» **The input**:
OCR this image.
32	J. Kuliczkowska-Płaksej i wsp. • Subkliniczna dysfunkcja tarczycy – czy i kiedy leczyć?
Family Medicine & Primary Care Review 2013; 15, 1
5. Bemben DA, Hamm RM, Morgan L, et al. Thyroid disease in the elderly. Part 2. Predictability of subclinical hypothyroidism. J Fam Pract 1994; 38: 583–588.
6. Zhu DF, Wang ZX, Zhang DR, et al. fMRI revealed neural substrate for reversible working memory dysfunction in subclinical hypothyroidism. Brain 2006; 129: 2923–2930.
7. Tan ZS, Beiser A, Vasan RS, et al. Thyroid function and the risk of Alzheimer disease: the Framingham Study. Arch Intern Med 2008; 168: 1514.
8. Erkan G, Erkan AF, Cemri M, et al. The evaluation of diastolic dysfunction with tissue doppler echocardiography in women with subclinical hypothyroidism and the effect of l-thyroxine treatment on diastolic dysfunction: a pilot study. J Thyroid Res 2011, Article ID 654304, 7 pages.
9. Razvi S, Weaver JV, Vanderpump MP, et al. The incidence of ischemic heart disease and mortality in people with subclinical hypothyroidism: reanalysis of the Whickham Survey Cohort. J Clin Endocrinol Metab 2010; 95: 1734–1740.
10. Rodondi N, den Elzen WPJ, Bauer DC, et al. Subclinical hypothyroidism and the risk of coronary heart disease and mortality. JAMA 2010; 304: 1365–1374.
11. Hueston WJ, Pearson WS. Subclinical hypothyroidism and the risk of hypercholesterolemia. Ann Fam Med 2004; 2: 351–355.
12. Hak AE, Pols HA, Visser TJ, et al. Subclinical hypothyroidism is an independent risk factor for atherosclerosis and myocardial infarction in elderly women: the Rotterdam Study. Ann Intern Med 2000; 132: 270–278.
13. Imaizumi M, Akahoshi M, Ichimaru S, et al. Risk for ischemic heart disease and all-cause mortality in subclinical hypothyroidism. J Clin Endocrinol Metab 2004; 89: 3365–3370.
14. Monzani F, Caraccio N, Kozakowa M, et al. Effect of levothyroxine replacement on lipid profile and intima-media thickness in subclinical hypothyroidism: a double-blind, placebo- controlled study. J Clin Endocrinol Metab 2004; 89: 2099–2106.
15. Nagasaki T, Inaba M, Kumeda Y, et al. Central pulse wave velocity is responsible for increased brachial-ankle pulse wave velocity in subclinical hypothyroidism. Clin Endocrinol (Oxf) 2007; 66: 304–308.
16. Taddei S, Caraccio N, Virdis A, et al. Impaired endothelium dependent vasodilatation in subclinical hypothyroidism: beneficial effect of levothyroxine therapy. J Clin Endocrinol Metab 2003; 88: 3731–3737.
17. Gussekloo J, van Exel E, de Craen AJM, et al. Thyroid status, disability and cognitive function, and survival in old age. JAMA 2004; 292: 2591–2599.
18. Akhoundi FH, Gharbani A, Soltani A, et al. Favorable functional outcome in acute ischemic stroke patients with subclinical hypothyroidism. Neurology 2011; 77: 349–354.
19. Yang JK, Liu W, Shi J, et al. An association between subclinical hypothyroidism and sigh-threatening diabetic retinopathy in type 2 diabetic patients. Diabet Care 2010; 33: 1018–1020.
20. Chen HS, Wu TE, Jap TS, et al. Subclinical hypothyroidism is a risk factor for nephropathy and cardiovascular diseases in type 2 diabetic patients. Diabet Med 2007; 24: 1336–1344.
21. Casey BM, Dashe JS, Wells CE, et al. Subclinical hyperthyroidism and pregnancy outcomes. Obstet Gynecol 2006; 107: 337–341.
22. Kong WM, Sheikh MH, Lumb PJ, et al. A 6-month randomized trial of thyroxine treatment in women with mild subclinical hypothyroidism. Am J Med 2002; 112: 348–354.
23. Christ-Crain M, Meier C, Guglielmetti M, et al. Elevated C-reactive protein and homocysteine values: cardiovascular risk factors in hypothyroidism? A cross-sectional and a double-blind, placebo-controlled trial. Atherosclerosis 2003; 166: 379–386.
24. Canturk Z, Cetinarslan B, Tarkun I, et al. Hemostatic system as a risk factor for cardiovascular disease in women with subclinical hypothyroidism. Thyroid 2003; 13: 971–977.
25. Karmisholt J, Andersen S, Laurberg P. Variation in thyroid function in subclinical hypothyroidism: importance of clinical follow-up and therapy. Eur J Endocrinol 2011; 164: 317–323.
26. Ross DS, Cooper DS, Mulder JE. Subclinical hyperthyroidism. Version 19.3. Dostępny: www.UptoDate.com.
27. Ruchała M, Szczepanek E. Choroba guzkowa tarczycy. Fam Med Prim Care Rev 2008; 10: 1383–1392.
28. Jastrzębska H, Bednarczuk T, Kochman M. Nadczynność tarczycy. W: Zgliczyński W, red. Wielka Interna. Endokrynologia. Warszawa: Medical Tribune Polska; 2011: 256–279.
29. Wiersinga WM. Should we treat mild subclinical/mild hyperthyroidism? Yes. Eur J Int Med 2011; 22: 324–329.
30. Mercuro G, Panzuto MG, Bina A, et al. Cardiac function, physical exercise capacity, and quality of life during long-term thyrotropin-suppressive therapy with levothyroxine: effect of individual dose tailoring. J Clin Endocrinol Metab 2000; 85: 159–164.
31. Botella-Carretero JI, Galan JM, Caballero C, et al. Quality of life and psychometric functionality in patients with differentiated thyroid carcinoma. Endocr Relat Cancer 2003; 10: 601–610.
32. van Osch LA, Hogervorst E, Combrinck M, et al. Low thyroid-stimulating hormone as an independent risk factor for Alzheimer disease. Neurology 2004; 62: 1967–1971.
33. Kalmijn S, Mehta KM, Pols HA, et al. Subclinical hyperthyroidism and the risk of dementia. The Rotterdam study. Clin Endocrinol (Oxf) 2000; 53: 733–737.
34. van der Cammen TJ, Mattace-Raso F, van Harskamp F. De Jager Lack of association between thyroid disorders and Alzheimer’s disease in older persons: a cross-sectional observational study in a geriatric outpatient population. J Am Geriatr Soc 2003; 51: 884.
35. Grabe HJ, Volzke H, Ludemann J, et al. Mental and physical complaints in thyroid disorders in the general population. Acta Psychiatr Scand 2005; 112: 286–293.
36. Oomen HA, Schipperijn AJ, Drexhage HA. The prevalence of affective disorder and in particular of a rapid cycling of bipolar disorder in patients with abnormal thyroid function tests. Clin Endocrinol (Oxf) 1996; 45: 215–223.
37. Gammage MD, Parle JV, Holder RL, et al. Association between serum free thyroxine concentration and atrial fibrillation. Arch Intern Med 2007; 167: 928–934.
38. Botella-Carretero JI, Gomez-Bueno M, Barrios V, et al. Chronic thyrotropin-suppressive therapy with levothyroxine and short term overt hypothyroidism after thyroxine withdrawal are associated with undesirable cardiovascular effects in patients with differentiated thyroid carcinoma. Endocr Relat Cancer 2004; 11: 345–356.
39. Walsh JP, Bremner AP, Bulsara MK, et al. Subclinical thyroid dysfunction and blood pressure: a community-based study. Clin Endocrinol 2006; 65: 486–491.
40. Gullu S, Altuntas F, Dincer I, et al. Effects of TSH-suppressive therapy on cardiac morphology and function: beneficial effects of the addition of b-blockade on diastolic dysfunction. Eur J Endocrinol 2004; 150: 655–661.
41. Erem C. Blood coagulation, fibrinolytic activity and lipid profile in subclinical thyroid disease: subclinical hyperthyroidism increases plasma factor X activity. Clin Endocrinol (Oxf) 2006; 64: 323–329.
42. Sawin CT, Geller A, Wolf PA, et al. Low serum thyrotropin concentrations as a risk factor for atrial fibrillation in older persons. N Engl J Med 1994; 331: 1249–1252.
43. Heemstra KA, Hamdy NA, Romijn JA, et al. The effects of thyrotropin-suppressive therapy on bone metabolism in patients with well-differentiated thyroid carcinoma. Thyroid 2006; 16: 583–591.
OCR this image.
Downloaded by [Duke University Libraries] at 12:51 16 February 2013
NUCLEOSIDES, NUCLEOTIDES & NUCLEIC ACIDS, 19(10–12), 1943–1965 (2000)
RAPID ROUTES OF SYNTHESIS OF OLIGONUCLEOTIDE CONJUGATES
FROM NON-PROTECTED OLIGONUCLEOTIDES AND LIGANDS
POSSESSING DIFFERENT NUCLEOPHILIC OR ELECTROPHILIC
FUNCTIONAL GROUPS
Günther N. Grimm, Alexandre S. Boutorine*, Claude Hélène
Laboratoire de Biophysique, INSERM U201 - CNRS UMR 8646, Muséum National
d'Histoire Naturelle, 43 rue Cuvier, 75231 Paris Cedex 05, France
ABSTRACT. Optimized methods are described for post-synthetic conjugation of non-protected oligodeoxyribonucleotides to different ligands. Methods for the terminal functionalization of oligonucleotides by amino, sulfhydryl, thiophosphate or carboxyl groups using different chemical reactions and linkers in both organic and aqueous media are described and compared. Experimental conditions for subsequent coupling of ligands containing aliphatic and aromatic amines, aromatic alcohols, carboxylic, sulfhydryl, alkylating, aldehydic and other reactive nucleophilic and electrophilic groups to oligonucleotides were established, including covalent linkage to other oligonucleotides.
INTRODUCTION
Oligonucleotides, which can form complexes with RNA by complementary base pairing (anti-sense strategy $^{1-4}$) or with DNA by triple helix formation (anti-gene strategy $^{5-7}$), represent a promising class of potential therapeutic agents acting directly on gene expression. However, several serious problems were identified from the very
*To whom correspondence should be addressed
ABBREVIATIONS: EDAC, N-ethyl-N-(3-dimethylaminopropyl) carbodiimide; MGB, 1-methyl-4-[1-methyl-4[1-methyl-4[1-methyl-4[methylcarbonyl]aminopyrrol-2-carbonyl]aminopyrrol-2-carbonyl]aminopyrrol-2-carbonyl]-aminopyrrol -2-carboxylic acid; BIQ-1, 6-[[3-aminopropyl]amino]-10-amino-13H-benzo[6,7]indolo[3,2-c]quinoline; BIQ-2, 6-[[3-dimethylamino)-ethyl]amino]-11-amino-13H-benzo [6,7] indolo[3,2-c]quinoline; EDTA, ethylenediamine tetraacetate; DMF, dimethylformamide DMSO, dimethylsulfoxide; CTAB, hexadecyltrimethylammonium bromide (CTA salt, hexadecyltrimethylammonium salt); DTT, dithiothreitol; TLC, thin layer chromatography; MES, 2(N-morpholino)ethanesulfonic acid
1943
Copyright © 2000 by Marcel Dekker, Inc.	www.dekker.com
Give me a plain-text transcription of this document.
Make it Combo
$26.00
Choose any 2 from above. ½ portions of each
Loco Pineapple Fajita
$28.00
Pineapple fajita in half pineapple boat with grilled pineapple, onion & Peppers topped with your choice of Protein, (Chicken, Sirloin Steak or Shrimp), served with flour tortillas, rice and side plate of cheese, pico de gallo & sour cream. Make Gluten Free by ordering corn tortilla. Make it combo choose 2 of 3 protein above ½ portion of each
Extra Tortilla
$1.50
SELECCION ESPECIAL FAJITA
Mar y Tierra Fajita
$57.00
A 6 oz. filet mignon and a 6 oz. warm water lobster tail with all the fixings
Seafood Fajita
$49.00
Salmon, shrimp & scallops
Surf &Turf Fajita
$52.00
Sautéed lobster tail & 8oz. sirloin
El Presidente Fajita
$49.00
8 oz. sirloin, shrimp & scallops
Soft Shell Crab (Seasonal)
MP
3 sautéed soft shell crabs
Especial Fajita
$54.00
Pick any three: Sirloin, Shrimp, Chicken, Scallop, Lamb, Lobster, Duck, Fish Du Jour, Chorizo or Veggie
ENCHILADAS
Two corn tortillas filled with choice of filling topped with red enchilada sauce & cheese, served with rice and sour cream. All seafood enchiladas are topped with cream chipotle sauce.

» **Problem**: Nothing but the lines from the one containing "Give me a plain-text" through the final line of the data above is to be reproduced, each exactly as written.

» **Reply to the task**:
Give me a plain-text transcription of this document.
Make it Combo
$26.00
Choose any 2 from above. ½ portions of each
Loco Pineapple Fajita
$28.00
Pineapple fajita in half pineapple boat with grilled pineapple, onion & Peppers topped with your choice of Protein, (Chicken, Sirloin Steak or Shrimp), served with flour tortillas, rice and side plate of cheese, pico de gallo & sour cream. Make Gluten Free by ordering corn tortilla. Make it combo choose 2 of 3 protein above ½ portion of each
Extra Tortilla
$1.50
SELECCION ESPECIAL FAJITA
Mar y Tierra Fajita
$57.00
A 6 oz. filet mignon and a 6 oz. warm water lobster tail with all the fixings
Seafood Fajita
$49.00
Salmon, shrimp & scallops
Surf &Turf Fajita
$52.00
Sautéed lobster tail & 8oz. sirloin
El Presidente Fajita
$49.00
8 oz. sirloin, shrimp & scallops
Soft Shell Crab (Seasonal)
MP
3 sautéed soft shell crabs
Especial Fajita
$54.00
Pick any three: Sirloin, Shrimp, Chicken, Scallop, Lamb, Lobster, Duck, Fish Du Jour, Chorizo or Veggie
ENCHILADAS
Two corn tortillas filled with choice of filling topped with red enchilada sauce & cheese, served with rice and sour cream. All seafood enchiladas are topped with cream chipotle sauce.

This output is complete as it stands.